Alexey Serbin has submitted this change and it was merged.
Change subject: [consensus_queue] fix race in UpdateLagMetrics()
......................................................................
[consensus_queue] fix race in UpdateLagMetrics()
TSAN reports warnings on races on writing/reading the
QueueState::last_idx_appended_to_leader field:
CatalogManagerTskITest.LeadershipChangeOnTskGeneration: WARNING:
ThreadSanitizer: data race (pid=2710) Write of size 8 at 0x7d500003e480 by
thread T33 (mutexes: write M1863, write M1821):
#0 kudu::consensus::PeerMessageQueue::UpdateLastIndexAppendedToLeader(long)
consensus/consensus_queue.cc:607:44
#1
kudu::consensus::RaftConsensus::UpdateReplica(kudu::consensus::ConsensusRequestPB
const*, kudu::consensus::ConsensusResponsePB*)

# EXERCISE:
Continue the Kudu change notice about the UpdateLagMetrics() race from the point where it stops.

# STORED DATA:
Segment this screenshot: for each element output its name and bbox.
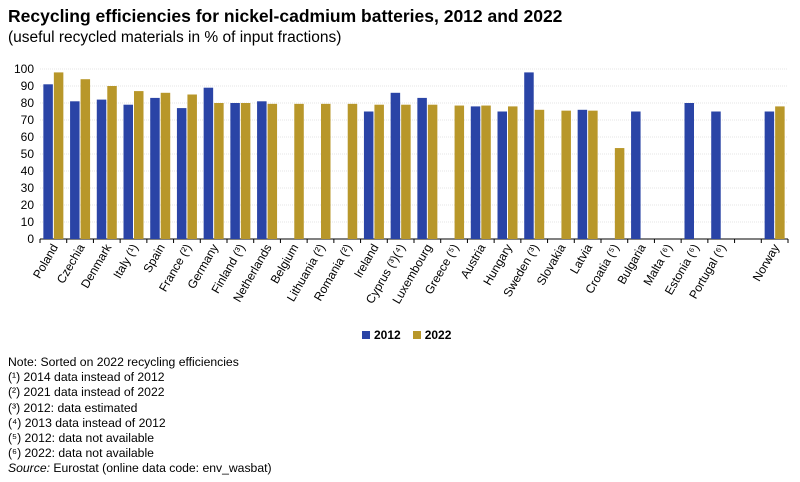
bar-2022 (508, 106, 518, 240)
bar-chart: 0102030405060708090100PolandCzechiaDenma… (14, 62, 789, 306)
x-category-label: Spain (140, 242, 167, 276)
bar-2012 (96, 99, 107, 239)
note-line: (⁶) 2022: data not available (8, 446, 154, 461)
legend-item-2022: 2022 (412, 328, 452, 342)
bar-2022 (561, 110, 571, 240)
bar-2012 (150, 97, 160, 240)
source-line: Source: Eurostat (online data code: env_… (8, 461, 272, 476)
bar-2022 (80, 79, 91, 239)
y-tick-label: 90 (21, 79, 35, 93)
legend-label-2012: 2012 (374, 328, 401, 342)
bar-2022 (294, 103, 304, 239)
bar-2022 (214, 103, 224, 239)
chart-title: Recycling efficiencies for nickel-cadmiu… (8, 6, 563, 26)
bar-2022 (160, 92, 171, 239)
chart-subtitle: (useful recycled materials in % of input… (8, 29, 342, 46)
legend-swatch-2022 (412, 331, 421, 339)
bar-2022 (187, 94, 197, 239)
bar-2012 (203, 87, 214, 239)
y-tick-label: 60 (21, 130, 35, 144)
bar-2012 (524, 72, 534, 240)
note-line: Note: Sorted on 2022 recycling efficienc… (8, 355, 239, 369)
bar-2012 (497, 111, 507, 239)
bar-2012 (684, 103, 694, 239)
y-tick-label: 20 (21, 198, 35, 212)
legend-label-2022: 2022 (424, 328, 452, 342)
bar-2022 (347, 103, 358, 239)
bar-2012 (70, 101, 80, 239)
bar-2022 (107, 86, 117, 239)
source-text: Eurostat (online data code: env_wasbat) (50, 461, 272, 476)
x-category-label: Norway (750, 242, 782, 284)
bar-2022 (614, 148, 625, 239)
note-line: (⁵) 2012: data not available (8, 431, 154, 446)
bar-2012 (123, 104, 133, 239)
y-tick-label: 80 (21, 96, 35, 110)
y-tick-label: 40 (21, 164, 35, 178)
x-category-label: Latvia (567, 241, 595, 276)
x-category-label: Italy (¹) (110, 242, 141, 281)
note-line: (²) 2021 data instead of 2022 (8, 385, 165, 400)
bar-2022 (53, 72, 64, 240)
y-tick-label: 100 (14, 62, 34, 76)
bar-2012 (711, 111, 721, 239)
bar-2012 (390, 92, 401, 239)
bar-2022 (481, 105, 491, 239)
y-tick-label: 0 (27, 232, 34, 246)
bar-2022 (321, 103, 331, 239)
note-line: (³) 2012: data estimated (8, 400, 138, 415)
bar-2012 (230, 103, 240, 239)
legend-item-2012: 2012 (362, 328, 401, 342)
y-tick-label: 30 (21, 181, 35, 195)
legend: 2012 2022 (362, 328, 451, 342)
bar-2012 (257, 101, 267, 239)
bar-2022 (775, 106, 785, 240)
bar-2022 (134, 91, 144, 239)
bar-2012 (417, 97, 427, 240)
legend-swatch-2012 (362, 331, 370, 339)
bar-2012 (470, 106, 481, 240)
bar-2022 (588, 110, 598, 240)
bar-2012 (176, 108, 187, 239)
y-tick-label: 70 (21, 113, 35, 127)
bar-2022 (534, 109, 545, 239)
bar-2012 (577, 109, 588, 239)
bar-2012 (43, 84, 53, 239)
bar-2022 (267, 103, 278, 239)
bar-2012 (764, 111, 775, 239)
y-tick-label: 10 (21, 215, 35, 229)
notes: Note: Sorted on 2022 recycling efficienc… (8, 355, 272, 477)
source-label: Source: (8, 461, 51, 476)
bar-2012 (631, 111, 641, 239)
bar-2022 (454, 105, 465, 239)
note-line: (⁴) 2013 data instead of 2012 (8, 415, 166, 430)
bar-2022 (401, 104, 411, 239)
bar-2022 (374, 104, 384, 239)
bar-2012 (363, 111, 374, 239)
bar-2022 (240, 103, 251, 239)
note-line: (¹) 2014 data instead of 2012 (8, 370, 165, 385)
bar-2022 (427, 104, 438, 239)
y-tick-label: 50 (21, 147, 35, 161)
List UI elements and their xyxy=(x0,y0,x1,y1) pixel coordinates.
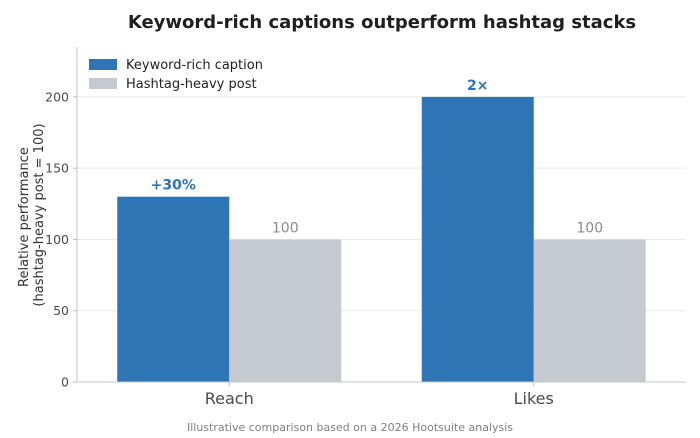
y-tick-label: 200 xyxy=(45,89,69,104)
bars xyxy=(117,96,646,382)
bar xyxy=(229,239,342,382)
y-ticks: 0 50 100 150 200 xyxy=(45,89,77,390)
y-axis-label-line-1: Relative performance xyxy=(17,147,32,287)
y-tick-label: 0 xyxy=(61,375,69,390)
legend: Keyword-rich caption Hashtag-heavy post xyxy=(89,58,263,92)
bar xyxy=(117,196,230,382)
bar xyxy=(421,96,534,382)
bar-data-label: 100 xyxy=(272,220,299,236)
bar-data-label: 100 xyxy=(576,220,603,236)
x-tick-label: Reach xyxy=(205,389,254,408)
y-axis-label: Relative performance (hashtag-heavy post… xyxy=(17,123,47,306)
bar-data-label: 2× xyxy=(467,78,488,94)
legend-label: Keyword-rich caption xyxy=(126,58,263,73)
legend-label: Hashtag-heavy post xyxy=(126,77,257,92)
bar-labels: +30% 100 2× 100 xyxy=(151,78,603,237)
footnote: Illustrative comparison based on a 2026 … xyxy=(187,421,513,434)
y-axis-label-line-2: (hashtag-heavy post = 100) xyxy=(32,123,47,306)
chart-title: Keyword-rich captions outperform hashtag… xyxy=(128,12,636,33)
legend-swatch xyxy=(89,59,117,70)
y-tick-label: 100 xyxy=(45,232,69,247)
bar xyxy=(533,239,646,382)
bar-data-label: +30% xyxy=(151,178,196,194)
legend-swatch xyxy=(89,78,117,89)
x-tick-label: Likes xyxy=(514,389,554,408)
x-ticks: Reach Likes xyxy=(205,382,554,408)
axes xyxy=(76,47,686,383)
y-tick-label: 50 xyxy=(53,303,69,318)
y-tick-label: 150 xyxy=(45,161,69,176)
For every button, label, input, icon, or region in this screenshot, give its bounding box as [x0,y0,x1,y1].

# TASK OUTPUT:
consensus/raft_consensus.cc:1155:13
#2
kudu::consensus::RaftConsensus::Update(kudu::consensus::ConsensusRequestPB
const*, kudu::consensus::ConsensusResponsePB*)
consensus/raft_consensus.cc:752:14
#3
kudu::tserver::ConsensusServiceImpl::UpdateConsensus(kudu::consensus::ConsensusRequestPB
const*, kudu::consensus::ConsensusResponsePB*, kudu::rpc::RpcContext*)
tserver/tablet_service.cc:861:25
#4
kudu::consensus::ConsensusServiceIf::ConsensusServiceIf(scoped_refptr<kudu::MetricEntity>
const&, scoped_refptr<kudu::rpc::ResultTracker>
const&)::$_1::operator()(google::protobuf::Message const*,
google::protobuf::Message*, kudu::rpc::RpcContext*) const
consensus/consensus.service.cc:100:13
... skipped ...
Previous read of size 8 at 0x7d500003e480 by thread T79 (mutexes: write
M1822):
#0 kudu::consensus::PeerMessageQueue::UpdateLagMetrics()
consensus/consensus_queue.cc:602:20
#1 kudu::consensus::PeerMessageQueue::UpdateMetrics()
consensus/consensus_queue.cc:875:3
#2
kudu::consensus::PeerMessageQueue::ResponseFromPeer(std::__1::basic_string<char,
std::__1::char_traits<char>, std::__1::allocator<char> > const&,
kudu::consensus::ConsensusResponsePB const&, bool*)
consensus/consensus_queue.cc:828:5
... skipped ...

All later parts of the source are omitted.